WHAT THE TASK REQUIRES:
Locate all lines in the data below that hold "PRINT" and show them.
++++ DATA PROVIDED ++++
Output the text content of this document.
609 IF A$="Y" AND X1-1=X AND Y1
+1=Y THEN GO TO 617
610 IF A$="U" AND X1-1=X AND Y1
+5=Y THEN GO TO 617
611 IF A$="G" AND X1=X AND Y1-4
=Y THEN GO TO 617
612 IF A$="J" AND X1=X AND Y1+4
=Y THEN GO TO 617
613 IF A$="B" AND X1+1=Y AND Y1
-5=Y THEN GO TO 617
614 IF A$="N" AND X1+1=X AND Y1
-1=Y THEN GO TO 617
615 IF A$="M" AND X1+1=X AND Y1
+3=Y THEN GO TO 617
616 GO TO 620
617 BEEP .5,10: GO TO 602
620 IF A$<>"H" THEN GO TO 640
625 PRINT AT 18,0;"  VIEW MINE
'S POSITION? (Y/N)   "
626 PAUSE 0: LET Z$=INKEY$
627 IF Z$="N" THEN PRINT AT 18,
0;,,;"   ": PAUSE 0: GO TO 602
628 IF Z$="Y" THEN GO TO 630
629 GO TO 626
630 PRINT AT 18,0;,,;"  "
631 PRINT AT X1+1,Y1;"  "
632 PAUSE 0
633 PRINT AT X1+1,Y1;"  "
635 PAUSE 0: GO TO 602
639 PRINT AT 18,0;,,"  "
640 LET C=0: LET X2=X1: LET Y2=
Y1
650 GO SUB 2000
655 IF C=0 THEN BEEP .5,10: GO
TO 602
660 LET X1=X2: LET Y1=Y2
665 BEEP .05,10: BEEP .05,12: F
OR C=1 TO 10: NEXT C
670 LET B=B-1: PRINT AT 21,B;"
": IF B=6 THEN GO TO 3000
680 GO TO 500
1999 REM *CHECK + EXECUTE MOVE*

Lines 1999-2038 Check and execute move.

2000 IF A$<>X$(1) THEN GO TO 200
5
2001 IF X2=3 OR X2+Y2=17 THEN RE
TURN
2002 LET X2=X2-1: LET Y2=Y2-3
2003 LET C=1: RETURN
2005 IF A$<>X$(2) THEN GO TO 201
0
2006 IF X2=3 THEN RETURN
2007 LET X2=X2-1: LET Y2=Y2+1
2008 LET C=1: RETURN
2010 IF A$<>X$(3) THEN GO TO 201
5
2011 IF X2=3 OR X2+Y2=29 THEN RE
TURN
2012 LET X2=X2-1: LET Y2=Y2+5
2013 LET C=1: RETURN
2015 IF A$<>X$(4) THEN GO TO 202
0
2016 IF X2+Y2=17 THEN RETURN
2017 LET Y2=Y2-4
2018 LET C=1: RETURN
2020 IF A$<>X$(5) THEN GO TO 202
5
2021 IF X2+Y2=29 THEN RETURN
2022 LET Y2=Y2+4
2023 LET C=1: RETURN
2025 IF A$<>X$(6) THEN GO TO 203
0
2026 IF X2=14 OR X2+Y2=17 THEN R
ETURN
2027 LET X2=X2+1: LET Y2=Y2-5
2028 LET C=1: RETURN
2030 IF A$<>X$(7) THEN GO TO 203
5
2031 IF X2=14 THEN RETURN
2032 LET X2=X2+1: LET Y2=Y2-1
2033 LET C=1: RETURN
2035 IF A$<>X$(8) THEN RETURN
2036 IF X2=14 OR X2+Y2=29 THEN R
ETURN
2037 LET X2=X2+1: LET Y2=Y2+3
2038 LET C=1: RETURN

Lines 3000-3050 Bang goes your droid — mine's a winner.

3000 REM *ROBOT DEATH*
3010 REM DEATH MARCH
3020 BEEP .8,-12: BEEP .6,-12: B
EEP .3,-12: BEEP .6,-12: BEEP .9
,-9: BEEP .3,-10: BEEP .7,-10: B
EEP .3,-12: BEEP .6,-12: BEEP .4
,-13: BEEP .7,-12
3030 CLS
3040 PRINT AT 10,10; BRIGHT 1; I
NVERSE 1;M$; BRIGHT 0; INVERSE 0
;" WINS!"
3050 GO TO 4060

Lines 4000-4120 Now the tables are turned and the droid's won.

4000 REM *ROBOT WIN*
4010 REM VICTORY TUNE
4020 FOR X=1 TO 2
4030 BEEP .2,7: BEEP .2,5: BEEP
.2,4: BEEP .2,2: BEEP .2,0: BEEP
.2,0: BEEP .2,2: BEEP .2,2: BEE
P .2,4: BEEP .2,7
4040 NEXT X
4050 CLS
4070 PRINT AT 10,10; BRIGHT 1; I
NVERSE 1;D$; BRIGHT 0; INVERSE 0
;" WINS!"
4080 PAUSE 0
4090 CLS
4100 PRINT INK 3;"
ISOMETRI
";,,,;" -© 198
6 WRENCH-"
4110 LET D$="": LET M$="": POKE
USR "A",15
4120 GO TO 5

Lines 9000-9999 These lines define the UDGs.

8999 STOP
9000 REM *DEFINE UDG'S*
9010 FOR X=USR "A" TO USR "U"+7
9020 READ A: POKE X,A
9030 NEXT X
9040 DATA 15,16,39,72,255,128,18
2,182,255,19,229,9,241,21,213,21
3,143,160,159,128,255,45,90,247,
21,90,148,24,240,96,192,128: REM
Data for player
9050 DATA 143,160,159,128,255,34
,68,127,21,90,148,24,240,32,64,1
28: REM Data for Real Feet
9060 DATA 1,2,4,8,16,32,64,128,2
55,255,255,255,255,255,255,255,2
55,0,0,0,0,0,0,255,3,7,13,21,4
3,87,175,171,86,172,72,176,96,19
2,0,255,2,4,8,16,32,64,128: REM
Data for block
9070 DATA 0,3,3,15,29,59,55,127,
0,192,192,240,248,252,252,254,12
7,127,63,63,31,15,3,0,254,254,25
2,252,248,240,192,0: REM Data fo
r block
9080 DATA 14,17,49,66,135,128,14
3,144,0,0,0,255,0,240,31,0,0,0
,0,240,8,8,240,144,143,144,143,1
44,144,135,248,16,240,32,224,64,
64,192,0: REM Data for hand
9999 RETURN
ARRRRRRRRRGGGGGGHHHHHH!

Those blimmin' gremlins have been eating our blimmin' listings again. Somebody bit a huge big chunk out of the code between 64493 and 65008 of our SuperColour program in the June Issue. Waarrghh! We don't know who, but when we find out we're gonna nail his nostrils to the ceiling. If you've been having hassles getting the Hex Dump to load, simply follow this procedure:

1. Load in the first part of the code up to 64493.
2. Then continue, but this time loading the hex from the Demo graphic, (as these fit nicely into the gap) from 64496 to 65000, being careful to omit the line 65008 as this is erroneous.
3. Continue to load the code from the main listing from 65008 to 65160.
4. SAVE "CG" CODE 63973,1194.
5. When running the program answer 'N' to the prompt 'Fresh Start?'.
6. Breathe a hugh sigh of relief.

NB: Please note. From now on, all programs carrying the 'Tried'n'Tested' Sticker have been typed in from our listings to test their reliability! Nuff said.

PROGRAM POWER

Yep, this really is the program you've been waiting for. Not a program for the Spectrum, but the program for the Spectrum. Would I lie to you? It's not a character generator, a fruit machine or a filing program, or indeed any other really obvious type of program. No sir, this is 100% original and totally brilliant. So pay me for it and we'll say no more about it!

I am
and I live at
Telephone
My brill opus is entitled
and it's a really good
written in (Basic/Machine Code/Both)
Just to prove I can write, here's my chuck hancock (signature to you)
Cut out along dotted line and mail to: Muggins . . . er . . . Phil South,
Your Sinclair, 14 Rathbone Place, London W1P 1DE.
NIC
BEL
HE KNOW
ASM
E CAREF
++++
SOLUTION TO THIS EXERCISE:
625 PRINT AT 18,0;"  VIEW MINE
627 IF Z$="N" THEN PRINT AT 18,
630 PRINT AT 18,0;,,;"  "
631 PRINT AT X1+1,Y1;"  "
633 PRINT AT X1+1,Y1;"  "
639 PRINT AT 18,0;,,"  "
670 LET B=B-1: PRINT AT 21,B;"
3040 PRINT AT 10,10; BRIGHT 1; I
4070 PRINT AT 10,10; BRIGHT 1; I
4100 PRINT INK 3;"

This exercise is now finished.